> **WORK TO COMPLETE**: Give, as a bare number, the count of lines that contain the word "score".

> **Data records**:
▼▼▼

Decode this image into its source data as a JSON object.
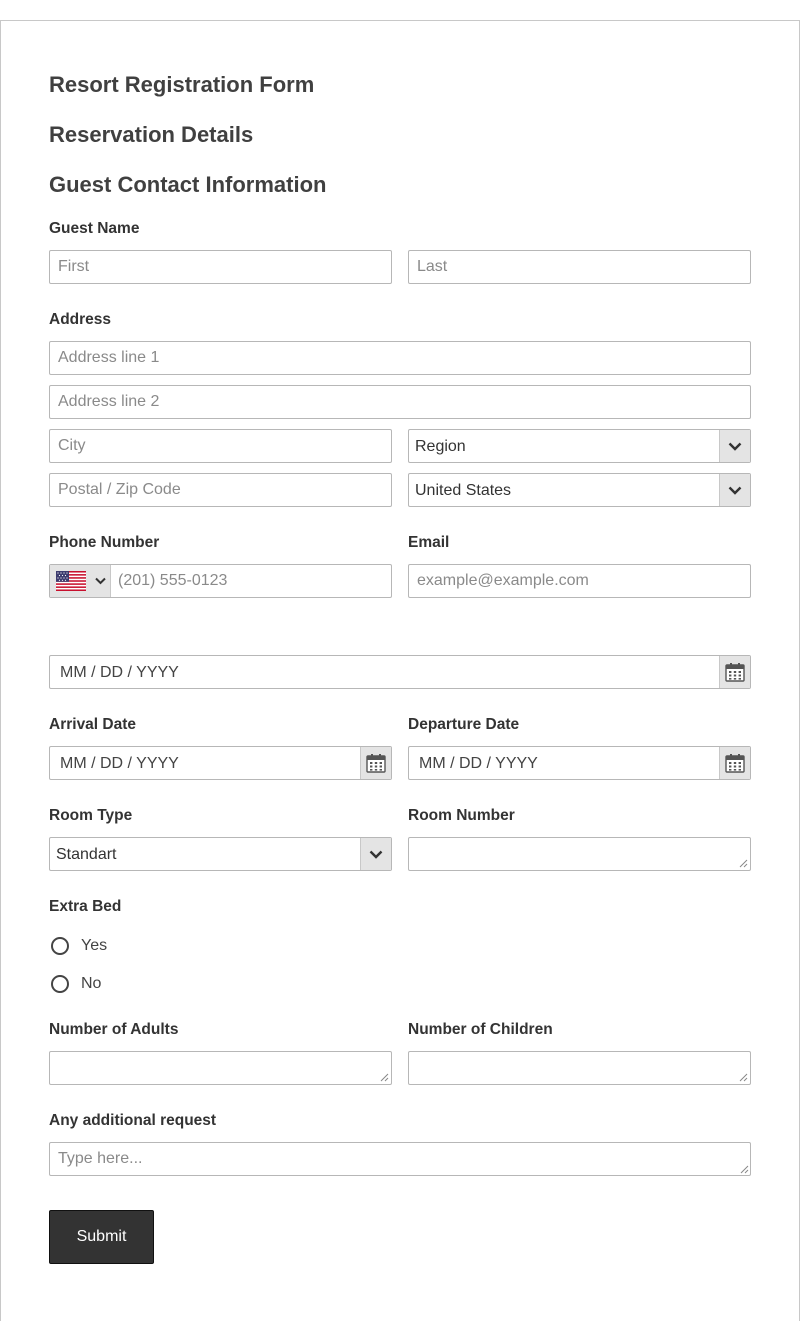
{
  "form": {
    "title": "Resort Registration Form",
    "section_reservation": "Reservation Details",
    "section_contact": "Guest Contact Information"
  },
  "guest_name": {
    "label": "Guest Name",
    "first_placeholder": "First",
    "last_placeholder": "Last"
  },
  "address": {
    "label": "Address",
    "line1_placeholder": "Address line 1",
    "line2_placeholder": "Address line 2",
    "city_placeholder": "City",
    "region_value": "Region",
    "postal_placeholder": "Postal / Zip Code",
    "country_value": "United States"
  },
  "phone": {
    "label": "Phone Number",
    "placeholder": "(201) 555-0123",
    "flag_icon": "us-flag-icon"
  },
  "email": {
    "label": "Email",
    "placeholder": "example@example.com"
  },
  "date_field": {
    "value": "MM / DD / YYYY"
  },
  "arrival": {
    "label": "Arrival Date",
    "value": "MM / DD / YYYY"
  },
  "departure": {
    "label": "Departure Date",
    "value": "MM / DD / YYYY"
  },
  "room_type": {
    "label": "Room Type",
    "value": "Standart"
  },
  "room_number": {
    "label": "Room Number"
  },
  "extra_bed": {
    "label": "Extra Bed",
    "options": [
      "Yes",
      "No"
    ]
  },
  "adults": {
    "label": "Number of Adults"
  },
  "children": {
    "label": "Number of Children"
  },
  "request": {
    "label": "Any additional request",
    "placeholder": "Type here..."
  },
  "submit_label": "Submit",
  "colors": {
    "button": "#333333",
    "caret_bg": "#e4e4e4",
    "border": "#b7b7b7"
  }
}
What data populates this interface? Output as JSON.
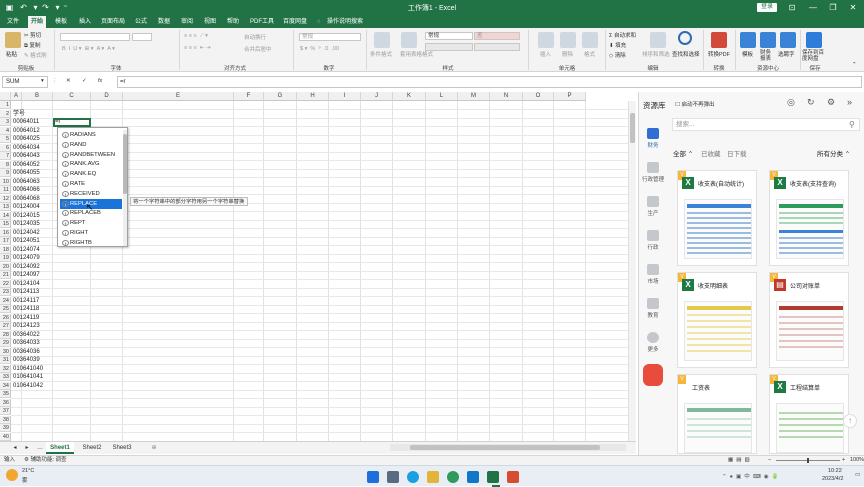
{
  "title_bar": {
    "title": "工作簿1 - Excel",
    "login": "登录"
  },
  "menu": [
    "文件",
    "开始",
    "模板",
    "插入",
    "页面布局",
    "公式",
    "数据",
    "审阅",
    "视图",
    "帮助",
    "PDF工具",
    "百度网盘",
    "操作说明搜索"
  ],
  "ribbon": {
    "paste": "粘贴",
    "cut": "剪切",
    "copy": "复制",
    "format_painter": "格式刷",
    "groups": [
      "剪贴板",
      "字体",
      "对齐方式",
      "数字",
      "样式",
      "单元格",
      "编辑",
      "转换",
      "资源中心",
      "保存"
    ],
    "wrap": "自动换行",
    "merge": "合并后居中",
    "number_format": "常规",
    "style_normal": "常规",
    "style_bad": "差",
    "conditional": "条件格式",
    "table_format": "套用表格格式",
    "insert": "插入",
    "delete": "删除",
    "format": "格式",
    "autosum": "自动求和",
    "fill": "填充",
    "clear": "清除",
    "sort_filter": "排序和筛选",
    "find_select": "查找和选择",
    "to_pdf": "转换PDF",
    "template": "模板",
    "finance": "财务报表",
    "recruit": "选聘字",
    "save_baidu": "保存到百度网盘"
  },
  "formula_bar": {
    "name_box": "SUM",
    "cancel": "✕",
    "enter": "✓",
    "fx": "fx",
    "value": "=r"
  },
  "columns": [
    "A",
    "B",
    "C",
    "D",
    "E",
    "F",
    "G",
    "H",
    "I",
    "J",
    "K",
    "L",
    "M",
    "N",
    "O",
    "P"
  ],
  "rows": [
    {
      "n": "1",
      "b": ""
    },
    {
      "n": "2",
      "b": "学号"
    },
    {
      "n": "3",
      "b": "00064011",
      "c": "=r"
    },
    {
      "n": "4",
      "b": "00064012"
    },
    {
      "n": "5",
      "b": "00064025"
    },
    {
      "n": "6",
      "b": "00064034"
    },
    {
      "n": "7",
      "b": "00064043"
    },
    {
      "n": "8",
      "b": "00064052"
    },
    {
      "n": "9",
      "b": "00064055"
    },
    {
      "n": "10",
      "b": "00064063"
    },
    {
      "n": "11",
      "b": "00064066"
    },
    {
      "n": "12",
      "b": "00064068"
    },
    {
      "n": "13",
      "b": "00124004"
    },
    {
      "n": "14",
      "b": "00124015"
    },
    {
      "n": "15",
      "b": "00124035"
    },
    {
      "n": "16",
      "b": "00124042"
    },
    {
      "n": "17",
      "b": "00124051"
    },
    {
      "n": "18",
      "b": "00124074"
    },
    {
      "n": "19",
      "b": "00124079"
    },
    {
      "n": "20",
      "b": "00124092"
    },
    {
      "n": "21",
      "b": "00124097"
    },
    {
      "n": "22",
      "b": "00124104"
    },
    {
      "n": "23",
      "b": "00124113"
    },
    {
      "n": "24",
      "b": "00124117"
    },
    {
      "n": "25",
      "b": "00124118"
    },
    {
      "n": "26",
      "b": "00124119"
    },
    {
      "n": "27",
      "b": "00124123"
    },
    {
      "n": "28",
      "b": "00364022"
    },
    {
      "n": "29",
      "b": "00364033"
    },
    {
      "n": "30",
      "b": "00364036"
    },
    {
      "n": "31",
      "b": "00364039"
    },
    {
      "n": "32",
      "b": "010641040"
    },
    {
      "n": "33",
      "b": "010641041"
    },
    {
      "n": "34",
      "b": "010641042"
    },
    {
      "n": "35",
      "b": ""
    },
    {
      "n": "36",
      "b": ""
    },
    {
      "n": "37",
      "b": ""
    },
    {
      "n": "38",
      "b": ""
    },
    {
      "n": "39",
      "b": ""
    },
    {
      "n": "40",
      "b": ""
    }
  ],
  "autocomplete": [
    "RADIANS",
    "RAND",
    "RANDBETWEEN",
    "RANK.AVG",
    "RANK.EQ",
    "RATE",
    "RECEIVED",
    "REPLACE",
    "REPLACEB",
    "REPT",
    "RIGHT",
    "RIGHTB"
  ],
  "autocomplete_selected": 7,
  "tooltip": "将一个字符串中的部分字符用另一个字符串替换",
  "sheets": [
    "Sheet1",
    "Sheet2",
    "Sheet3"
  ],
  "panel": {
    "title": "资源库",
    "no_popup": "启动不再弹出",
    "search_placeholder": "搜索...",
    "filters": [
      "全部",
      "已收藏",
      "日下载"
    ],
    "all_categories": "所有分类",
    "nav": [
      "财务",
      "行政管理",
      "生产",
      "行政",
      "市场",
      "教育",
      "更多"
    ],
    "cards": [
      "收支表(自动统计)",
      "收支表(支持查询)",
      "收支明细表",
      "公司对账单",
      "工资表",
      "工程结算单"
    ]
  },
  "status": {
    "mode": "输入",
    "accessibility": "辅助功能: 调查",
    "zoom": "100%"
  },
  "taskbar": {
    "weather_temp": "21°C",
    "weather_desc": "雾",
    "time": "10:22",
    "date": "2023/4/2"
  }
}
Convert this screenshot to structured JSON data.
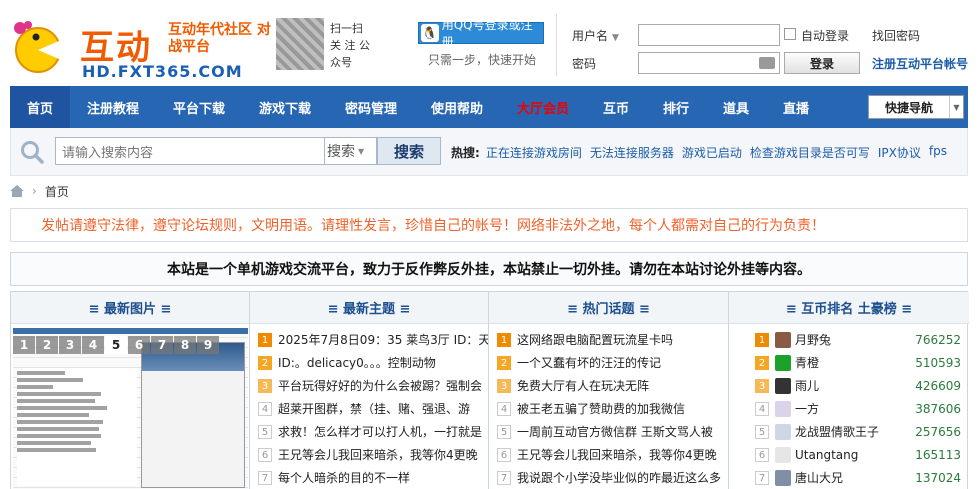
{
  "header": {
    "logo_title": "互动",
    "logo_subtitle": "互动年代社区 对战平台",
    "logo_url": "HD.FXT365.COM",
    "qr_caption": "扫一扫 关 注 公众号",
    "qq_login_label": "用QQ号登录或注册",
    "qq_tip": "只需一步，快速开始",
    "username_label": "用户名",
    "password_label": "密码",
    "auto_login_label": "自动登录",
    "find_password_label": "找回密码",
    "login_button": "登录",
    "register_link": "注册互动平台帐号"
  },
  "nav": {
    "items": [
      {
        "label": "首页",
        "active": true
      },
      {
        "label": "注册教程"
      },
      {
        "label": "平台下载"
      },
      {
        "label": "游戏下载"
      },
      {
        "label": "密码管理"
      },
      {
        "label": "使用帮助"
      },
      {
        "label": "大厅会员",
        "vip": true
      },
      {
        "label": "互币"
      },
      {
        "label": "排行"
      },
      {
        "label": "道具"
      },
      {
        "label": "直播"
      }
    ],
    "quick_nav_label": "快捷导航"
  },
  "search": {
    "placeholder": "请输入搜索内容",
    "select_label": "搜索",
    "button_label": "搜索",
    "hot_label": "热搜:",
    "hot_terms": [
      "正在连接游戏房间",
      "无法连接服务器",
      "游戏已启动",
      "检查游戏目录是否可写",
      "IPX协议",
      "fps"
    ]
  },
  "breadcrumb": {
    "home": "首页"
  },
  "notice": "发帖请遵守法律，遵守论坛规则，文明用语。请理性发言，珍惜自己的帐号！网络非法外之地，每个人都需对自己的行为负责！",
  "announcement": "本站是一个单机游戏交流平台，致力于反作弊反外挂，本站禁止一切外挂。请勿在本站讨论外挂等内容。",
  "columns": {
    "latest_images": {
      "title": "≡ 最新图片 ≡",
      "pager": [
        "1",
        "2",
        "3",
        "4",
        "5",
        "6",
        "7",
        "8",
        "9"
      ],
      "active_page": "5"
    },
    "latest_topics": {
      "title": "≡ 最新主题 ≡",
      "items": [
        "2025年7月8日09：35 莱鸟3厅 ID：天",
        "ID:。delicacy0。。。控制动物",
        "平台玩得好好的为什么会被踢？强制会",
        "超莱开图群，禁（挂、赌、强退、游",
        "求救！怎么样才可以打人机，一打就是",
        "王兄等会儿我回来暗杀，我等你4更晚",
        "每个人暗杀的目的不一样"
      ]
    },
    "hot_topics": {
      "title": "≡ 热门话题 ≡",
      "items": [
        "这网络跟电脑配置玩流星卡吗",
        "一个又蠢有坏的汪汪的传记",
        "免费大厅有人在玩决无阵",
        "被王老五骗了赞助费的加我微信",
        "一周前互动官方微信群 王斯文骂人被",
        "王兄等会儿我回来暗杀，我等你4更晚",
        "我说跟个小学没毕业似的咋最近这么多"
      ]
    },
    "ranking": {
      "title": "≡ 互币排名 土豪榜 ≡",
      "items": [
        {
          "name": "月野兔",
          "score": "766252",
          "avatar_color": "#8a5a44"
        },
        {
          "name": "青橙",
          "score": "510593",
          "avatar_color": "#1aa32a"
        },
        {
          "name": "雨儿",
          "score": "426609",
          "avatar_color": "#333333"
        },
        {
          "name": "一方",
          "score": "387606",
          "avatar_color": "#d9d4ea"
        },
        {
          "name": "龙战盟倩歌王子",
          "score": "257656",
          "avatar_color": "#cfd7e6"
        },
        {
          "name": "Utangtang",
          "score": "165113",
          "avatar_color": "#e6e6e6"
        },
        {
          "name": "唐山大兄",
          "score": "137024",
          "avatar_color": "#7e8fa6"
        }
      ]
    }
  }
}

▲▲▲

> **TASK RESULT**: 7